• _Description of the task_
Your copy of the material below should match it exactly, except that it holds no pictures.

• _Extracted information_

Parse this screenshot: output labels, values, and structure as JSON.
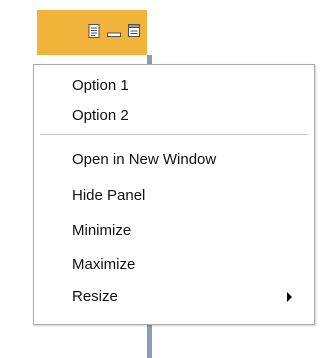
{
  "toolbar": {
    "icons": [
      "document-icon",
      "minimize-icon",
      "window-icon"
    ],
    "accent": "#f2b33a",
    "panel_edge": "#8e9cb4"
  },
  "menu": {
    "items": [
      {
        "label": "Option 1"
      },
      {
        "label": "Option 2"
      },
      {
        "label": "Open in New Window"
      },
      {
        "label": "Hide Panel"
      },
      {
        "label": "Minimize"
      },
      {
        "label": "Maximize"
      },
      {
        "label": "Resize",
        "submenu_icon": "chevron-right-icon"
      }
    ]
  }
}
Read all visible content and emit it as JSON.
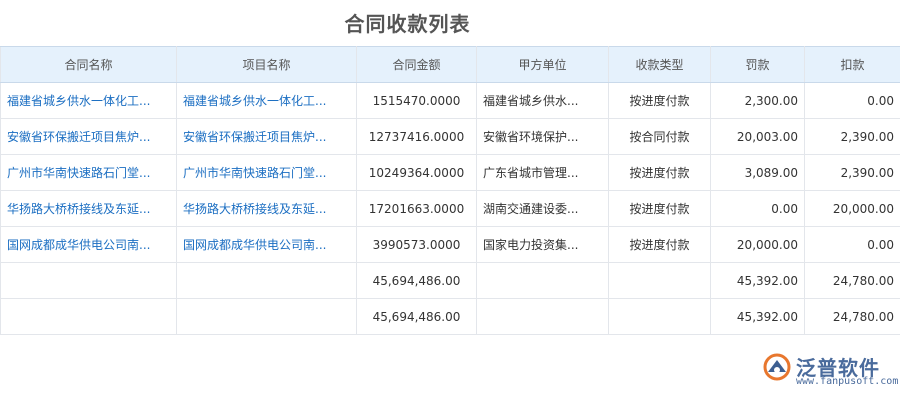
{
  "page_title": "合同收款列表",
  "columns": [
    "合同名称",
    "项目名称",
    "合同金额",
    "甲方单位",
    "收款类型",
    "罚款",
    "扣款"
  ],
  "rows": [
    {
      "contract_name": "福建省城乡供水一体化工...",
      "project_name": "福建省城乡供水一体化工...",
      "amount": "1515470.0000",
      "party_a": "福建省城乡供水...",
      "type": "按进度付款",
      "penalty": "2,300.00",
      "deduction": "0.00"
    },
    {
      "contract_name": "安徽省环保搬迁项目焦炉...",
      "project_name": "安徽省环保搬迁项目焦炉...",
      "amount": "12737416.0000",
      "party_a": "安徽省环境保护...",
      "type": "按合同付款",
      "penalty": "20,003.00",
      "deduction": "2,390.00"
    },
    {
      "contract_name": "广州市华南快速路石门堂...",
      "project_name": "广州市华南快速路石门堂...",
      "amount": "10249364.0000",
      "party_a": "广东省城市管理...",
      "type": "按进度付款",
      "penalty": "3,089.00",
      "deduction": "2,390.00"
    },
    {
      "contract_name": "华扬路大桥桥接线及东延...",
      "project_name": "华扬路大桥桥接线及东延...",
      "amount": "17201663.0000",
      "party_a": "湖南交通建设委...",
      "type": "按进度付款",
      "penalty": "0.00",
      "deduction": "20,000.00"
    },
    {
      "contract_name": "国网成都成华供电公司南...",
      "project_name": "国网成都成华供电公司南...",
      "amount": "3990573.0000",
      "party_a": "国家电力投资集...",
      "type": "按进度付款",
      "penalty": "20,000.00",
      "deduction": "0.00"
    }
  ],
  "subtotal": {
    "amount": "45,694,486.00",
    "penalty": "45,392.00",
    "deduction": "24,780.00"
  },
  "total": {
    "amount": "45,694,486.00",
    "penalty": "45,392.00",
    "deduction": "24,780.00"
  },
  "logo": {
    "text": "泛普软件",
    "url": "www.fanpusoft.com"
  },
  "colors": {
    "header_bg": "#e5f1fc",
    "link": "#1b6ec2",
    "border": "#e3e6eb",
    "title": "#555555"
  }
}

• _Task answer_
Parse this screenshot: output labels, values, and structure as JSON.
{
  "toolbar": {
    "icons": [
      "document-icon",
      "minimize-icon",
      "window-icon"
    ],
    "accent": "#f2b33a",
    "panel_edge": "#8e9cb4"
  },
  "menu": {
    "items": [
      {
        "label": "Option 1"
      },
      {
        "label": "Option 2"
      },
      {
        "label": "Open in New Window"
      },
      {
        "label": "Hide Panel"
      },
      {
        "label": "Minimize"
      },
      {
        "label": "Maximize"
      },
      {
        "label": "Resize",
        "submenu_icon": "chevron-right-icon"
      }
    ]
  }
}
Read all visible content and emit it as JSON.
{
  "page_title": "合同收款列表",
  "columns": [
    "合同名称",
    "项目名称",
    "合同金额",
    "甲方单位",
    "收款类型",
    "罚款",
    "扣款"
  ],
  "rows": [
    {
      "contract_name": "福建省城乡供水一体化工...",
      "project_name": "福建省城乡供水一体化工...",
      "amount": "1515470.0000",
      "party_a": "福建省城乡供水...",
      "type": "按进度付款",
      "penalty": "2,300.00",
      "deduction": "0.00"
    },
    {
      "contract_name": "安徽省环保搬迁项目焦炉...",
      "project_name": "安徽省环保搬迁项目焦炉...",
      "amount": "12737416.0000",
      "party_a": "安徽省环境保护...",
      "type": "按合同付款",
      "penalty": "20,003.00",
      "deduction": "2,390.00"
    },
    {
      "contract_name": "广州市华南快速路石门堂...",
      "project_name": "广州市华南快速路石门堂...",
      "amount": "10249364.0000",
      "party_a": "广东省城市管理...",
      "type": "按进度付款",
      "penalty": "3,089.00",
      "deduction": "2,390.00"
    },
    {
      "contract_name": "华扬路大桥桥接线及东延...",
      "project_name": "华扬路大桥桥接线及东延...",
      "amount": "17201663.0000",
      "party_a": "湖南交通建设委...",
      "type": "按进度付款",
      "penalty": "0.00",
      "deduction": "20,000.00"
    },
    {
      "contract_name": "国网成都成华供电公司南...",
      "project_name": "国网成都成华供电公司南...",
      "amount": "3990573.0000",
      "party_a": "国家电力投资集...",
      "type": "按进度付款",
      "penalty": "20,000.00",
      "deduction": "0.00"
    }
  ],
  "subtotal": {
    "amount": "45,694,486.00",
    "penalty": "45,392.00",
    "deduction": "24,780.00"
  },
  "total": {
    "amount": "45,694,486.00",
    "penalty": "45,392.00",
    "deduction": "24,780.00"
  },
  "logo": {
    "text": "泛普软件",
    "url": "www.fanpusoft.com"
  },
  "colors": {
    "header_bg": "#e5f1fc",
    "link": "#1b6ec2",
    "border": "#e3e6eb",
    "title": "#555555"
  }
}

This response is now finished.